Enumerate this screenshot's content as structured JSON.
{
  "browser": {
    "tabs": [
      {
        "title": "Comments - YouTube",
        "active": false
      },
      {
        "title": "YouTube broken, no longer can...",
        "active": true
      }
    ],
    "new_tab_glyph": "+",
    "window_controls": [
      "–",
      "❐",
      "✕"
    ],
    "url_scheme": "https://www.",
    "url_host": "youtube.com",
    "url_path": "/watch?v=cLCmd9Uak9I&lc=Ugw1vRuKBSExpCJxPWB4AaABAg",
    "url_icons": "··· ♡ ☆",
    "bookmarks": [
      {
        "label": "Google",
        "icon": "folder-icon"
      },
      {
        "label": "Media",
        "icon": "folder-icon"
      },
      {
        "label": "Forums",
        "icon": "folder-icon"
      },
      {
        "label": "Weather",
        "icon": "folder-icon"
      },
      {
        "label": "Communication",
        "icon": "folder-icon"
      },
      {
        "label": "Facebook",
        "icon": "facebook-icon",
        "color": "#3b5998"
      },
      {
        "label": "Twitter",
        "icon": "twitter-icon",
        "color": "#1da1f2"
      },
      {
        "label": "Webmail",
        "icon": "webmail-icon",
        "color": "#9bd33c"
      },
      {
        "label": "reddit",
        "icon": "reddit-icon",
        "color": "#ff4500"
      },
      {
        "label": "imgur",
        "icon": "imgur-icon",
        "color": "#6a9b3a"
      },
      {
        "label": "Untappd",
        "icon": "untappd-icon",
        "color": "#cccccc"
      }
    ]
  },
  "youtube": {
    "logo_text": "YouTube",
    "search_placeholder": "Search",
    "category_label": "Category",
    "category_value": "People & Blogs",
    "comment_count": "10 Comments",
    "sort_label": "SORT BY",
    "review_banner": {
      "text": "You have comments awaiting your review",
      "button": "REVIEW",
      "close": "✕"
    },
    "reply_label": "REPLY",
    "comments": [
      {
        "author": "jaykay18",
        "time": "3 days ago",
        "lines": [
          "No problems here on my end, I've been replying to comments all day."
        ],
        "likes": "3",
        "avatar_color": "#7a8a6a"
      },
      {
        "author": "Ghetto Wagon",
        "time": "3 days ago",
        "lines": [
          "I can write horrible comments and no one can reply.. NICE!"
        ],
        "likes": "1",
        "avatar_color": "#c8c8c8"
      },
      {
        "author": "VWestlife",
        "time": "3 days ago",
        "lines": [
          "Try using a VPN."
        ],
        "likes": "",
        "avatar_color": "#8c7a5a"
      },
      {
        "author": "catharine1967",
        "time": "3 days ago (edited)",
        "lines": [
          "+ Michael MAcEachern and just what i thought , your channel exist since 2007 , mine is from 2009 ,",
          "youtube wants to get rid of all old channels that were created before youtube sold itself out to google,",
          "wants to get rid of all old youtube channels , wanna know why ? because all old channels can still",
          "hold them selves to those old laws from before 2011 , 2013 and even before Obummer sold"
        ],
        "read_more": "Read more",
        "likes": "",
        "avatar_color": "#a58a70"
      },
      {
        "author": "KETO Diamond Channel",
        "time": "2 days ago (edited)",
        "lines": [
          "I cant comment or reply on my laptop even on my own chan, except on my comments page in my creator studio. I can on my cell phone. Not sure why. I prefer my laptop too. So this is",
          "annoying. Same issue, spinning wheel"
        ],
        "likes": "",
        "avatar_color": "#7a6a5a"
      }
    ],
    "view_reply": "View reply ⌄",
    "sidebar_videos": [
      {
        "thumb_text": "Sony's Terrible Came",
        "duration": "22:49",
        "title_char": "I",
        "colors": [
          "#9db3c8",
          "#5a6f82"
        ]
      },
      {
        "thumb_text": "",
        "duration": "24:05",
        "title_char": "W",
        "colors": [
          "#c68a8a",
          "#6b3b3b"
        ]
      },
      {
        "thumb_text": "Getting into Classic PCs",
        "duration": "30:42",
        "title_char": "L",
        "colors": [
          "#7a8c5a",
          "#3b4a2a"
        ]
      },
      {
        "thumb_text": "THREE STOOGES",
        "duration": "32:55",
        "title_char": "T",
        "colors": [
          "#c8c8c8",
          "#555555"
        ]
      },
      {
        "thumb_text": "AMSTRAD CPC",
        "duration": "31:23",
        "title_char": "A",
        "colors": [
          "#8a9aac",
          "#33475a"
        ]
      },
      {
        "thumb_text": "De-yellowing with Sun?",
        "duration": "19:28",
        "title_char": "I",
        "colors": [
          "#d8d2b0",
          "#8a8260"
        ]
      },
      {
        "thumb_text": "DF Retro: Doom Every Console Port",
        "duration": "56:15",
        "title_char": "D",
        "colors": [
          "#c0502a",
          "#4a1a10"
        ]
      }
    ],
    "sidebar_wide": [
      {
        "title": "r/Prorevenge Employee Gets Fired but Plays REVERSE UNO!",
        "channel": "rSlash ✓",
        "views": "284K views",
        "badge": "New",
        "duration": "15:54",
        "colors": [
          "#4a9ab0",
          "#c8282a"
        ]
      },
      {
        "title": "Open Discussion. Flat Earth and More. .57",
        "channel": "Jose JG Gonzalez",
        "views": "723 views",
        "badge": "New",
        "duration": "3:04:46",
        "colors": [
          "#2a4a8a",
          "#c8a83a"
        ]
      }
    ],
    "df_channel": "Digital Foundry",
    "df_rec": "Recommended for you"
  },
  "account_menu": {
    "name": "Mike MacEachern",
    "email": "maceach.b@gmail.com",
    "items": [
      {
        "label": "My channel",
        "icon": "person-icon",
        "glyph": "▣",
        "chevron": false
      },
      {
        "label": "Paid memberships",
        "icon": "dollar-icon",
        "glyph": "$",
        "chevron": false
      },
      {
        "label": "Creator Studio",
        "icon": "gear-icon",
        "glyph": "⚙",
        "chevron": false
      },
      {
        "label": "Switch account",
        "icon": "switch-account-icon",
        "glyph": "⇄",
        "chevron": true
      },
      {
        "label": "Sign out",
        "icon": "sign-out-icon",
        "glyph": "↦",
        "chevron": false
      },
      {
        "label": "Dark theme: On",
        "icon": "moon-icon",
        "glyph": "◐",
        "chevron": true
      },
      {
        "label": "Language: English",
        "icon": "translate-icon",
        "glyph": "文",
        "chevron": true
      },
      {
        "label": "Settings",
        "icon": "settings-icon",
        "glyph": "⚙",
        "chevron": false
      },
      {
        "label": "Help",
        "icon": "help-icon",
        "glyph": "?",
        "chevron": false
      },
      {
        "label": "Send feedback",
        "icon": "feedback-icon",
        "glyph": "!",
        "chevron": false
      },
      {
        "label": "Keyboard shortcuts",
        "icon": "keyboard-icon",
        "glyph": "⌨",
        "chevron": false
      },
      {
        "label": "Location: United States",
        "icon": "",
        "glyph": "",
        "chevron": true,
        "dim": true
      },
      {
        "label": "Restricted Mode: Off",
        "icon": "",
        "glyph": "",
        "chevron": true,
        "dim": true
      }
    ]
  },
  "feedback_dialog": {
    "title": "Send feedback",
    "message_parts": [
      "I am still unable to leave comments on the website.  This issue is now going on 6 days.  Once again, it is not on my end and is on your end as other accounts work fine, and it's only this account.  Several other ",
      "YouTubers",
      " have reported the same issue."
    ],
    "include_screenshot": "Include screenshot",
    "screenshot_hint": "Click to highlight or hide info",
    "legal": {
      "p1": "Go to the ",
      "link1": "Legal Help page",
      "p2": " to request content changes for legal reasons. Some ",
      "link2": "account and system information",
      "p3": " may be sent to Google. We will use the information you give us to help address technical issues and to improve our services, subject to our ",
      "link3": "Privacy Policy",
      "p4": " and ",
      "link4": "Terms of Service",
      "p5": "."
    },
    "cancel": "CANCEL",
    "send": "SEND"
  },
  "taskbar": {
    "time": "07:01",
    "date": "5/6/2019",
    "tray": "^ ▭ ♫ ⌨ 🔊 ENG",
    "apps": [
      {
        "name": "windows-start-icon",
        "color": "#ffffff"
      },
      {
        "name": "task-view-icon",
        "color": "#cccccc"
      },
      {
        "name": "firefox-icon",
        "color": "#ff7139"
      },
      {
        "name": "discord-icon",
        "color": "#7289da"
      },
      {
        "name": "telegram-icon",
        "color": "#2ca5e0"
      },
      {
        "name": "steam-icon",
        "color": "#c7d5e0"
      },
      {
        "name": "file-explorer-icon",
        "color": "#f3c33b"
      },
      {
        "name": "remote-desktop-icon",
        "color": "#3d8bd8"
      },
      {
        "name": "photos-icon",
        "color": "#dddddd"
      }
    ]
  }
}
—————
**WORK TO COMPLETE**
Identify and extract each line of the listing that contains "page".

**RESPONSE**
          "I cant comment or reply on my laptop even on my own chan, except on my comments page in my creator studio. I can on my cell phone. Not sure why. I prefer my laptop too. So this is",
      "link1": "Legal Help page",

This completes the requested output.